Extract ::
== Segment start ==
It is clear, from what Gareth shows us, that hunting zones around the borders of national parks can make economic sense because they create a buffer zone that prevents the wildlife coming into conflict with settler efforts to raise crops and keep livestock. Hunting also produces revenue - clients will pay US$100,000 to $150,000 (Dh367,000 to Dh551,000) to shoot an elephant - that can be ploughed back into developing the local economy.

Despite protests from some wildlife campaigners, such hunting zones can also make a good contribution to conservation by preventing settlers from living right up by national park boundaries. As if to illustrate that argument, as soon as we cross back into Chobe we come across a whole pack of African wild dogs, their puppies in a dappled, piebald heap, chewing each other's ears in the heat of the midday sun. We count ourselves particularly lucky to have had this sighting, because wild dogs are the second-most threatened species on the continent despite the fact that, with a kill rate of 70 per cent, they are very successful predators. Their particular problem is they have not developed immunity to diseases carried by the settlers' dogs, with which come into contact around the perimeter of the park.
== Segment end ==
Information provided ::
== Segment start ==
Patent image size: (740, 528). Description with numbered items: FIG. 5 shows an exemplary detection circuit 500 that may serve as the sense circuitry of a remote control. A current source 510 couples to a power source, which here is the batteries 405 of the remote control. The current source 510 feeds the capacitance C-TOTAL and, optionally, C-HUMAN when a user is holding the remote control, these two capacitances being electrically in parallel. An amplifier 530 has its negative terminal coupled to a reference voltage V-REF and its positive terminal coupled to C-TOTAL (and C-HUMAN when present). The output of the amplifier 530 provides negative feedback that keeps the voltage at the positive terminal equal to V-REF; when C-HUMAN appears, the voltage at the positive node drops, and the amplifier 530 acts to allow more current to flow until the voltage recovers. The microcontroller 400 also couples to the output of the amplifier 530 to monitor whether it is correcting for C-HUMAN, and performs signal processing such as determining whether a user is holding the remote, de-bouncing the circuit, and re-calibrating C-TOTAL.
== Segment end ==
Tasks to perform ::
• a. Rewrite the passage on hunting zones starting at "Despite protests from" and ending at "of the park.", and swap "midday" for "afternoon".
• b. Write the next part of the passage on hunting zones, picking up after its last sentence.

List of answers ::
• a.
Despite protests from some wildlife campaigners, such hunting zones can also make a good contribution to conservation by preventing settlers from living right up by national park boundaries. As if to illustrate that argument, as soon as we cross back into Chobe we come across a whole pack of African wild dogs, their puppies in a dappled, piebald heap, chewing each other's ears in the heat of the afternoon sun. We count ourselves particularly lucky to have had this sighting, because wild dogs are the second-most threatened species on the continent despite the fact that, with a kill rate of 70 per cent, they are very successful predators. Their particular problem is they have not developed immunity to diseases carried by the settlers' dogs, with which come into contact around the perimeter of the park.

• b.
Beyond the dog encounter, much of that day's journeying, between one water source and another, is dusty, sandy and unforgiving, a desperate place to be if your vehicle breaks down. To keep us entertained Gareth demonstrates the correct techniques of sand driving, and tells us how the heat of the day causes the air to expand between each grain of sand, making the tracks treacherously soft.

All that changes as we approach the Savuti marsh, a massive area of waterlogged grassland that, like the Okavango, is also fed by rains that fall in far-away Angola. The marsh makes ideal wildlife-watching territory, with no trees or bushes to obscure the view. Instead, it is decorated with what look like stripes of paint, as maruma storks and pelicans jostle to eat baitfish on strips of open water. In the distance are huge, evenly spaced grazing buffalo herds, the freight trains of the plains. And closer at hand are dozens of warthogs.

Here, Gareth finds us troops of baboons, a pride of lions, a journey of giraffes and a dazzle of zebras. "How do you tell the difference between male and female zebras?" he jokes. "The male is black with white stripes. And the female white with black stripes." It took us a moment to realise he was having us on.

He also reinforces his superhero status by showing us how he can tell from the discolouration of a leopard's pawprint in sand that the leopard passed this way within the last couple of hours, and then by striding out into the marsh itself - never mind the crocodiles - to check its depth before driving through.

Eventually he pilots the vehicle right out into the middle of the marsh, where we sit surrounded by lilies, white-fronted whistling ducks, black-winged stilts, great white egrets and russet-winged jacanas, nicknamed the Jesus birds of Africa for their ability to look like they can walk on water. And there, while serving us a cup of hot tea, Gareth tells us how he once got into a tussle with a crocodile. As he shows us the scars, he adds quite casually that he'd had to stitch the wound himself, there and then, because he was a long way from any hospital. He was lucky not to lose his arm.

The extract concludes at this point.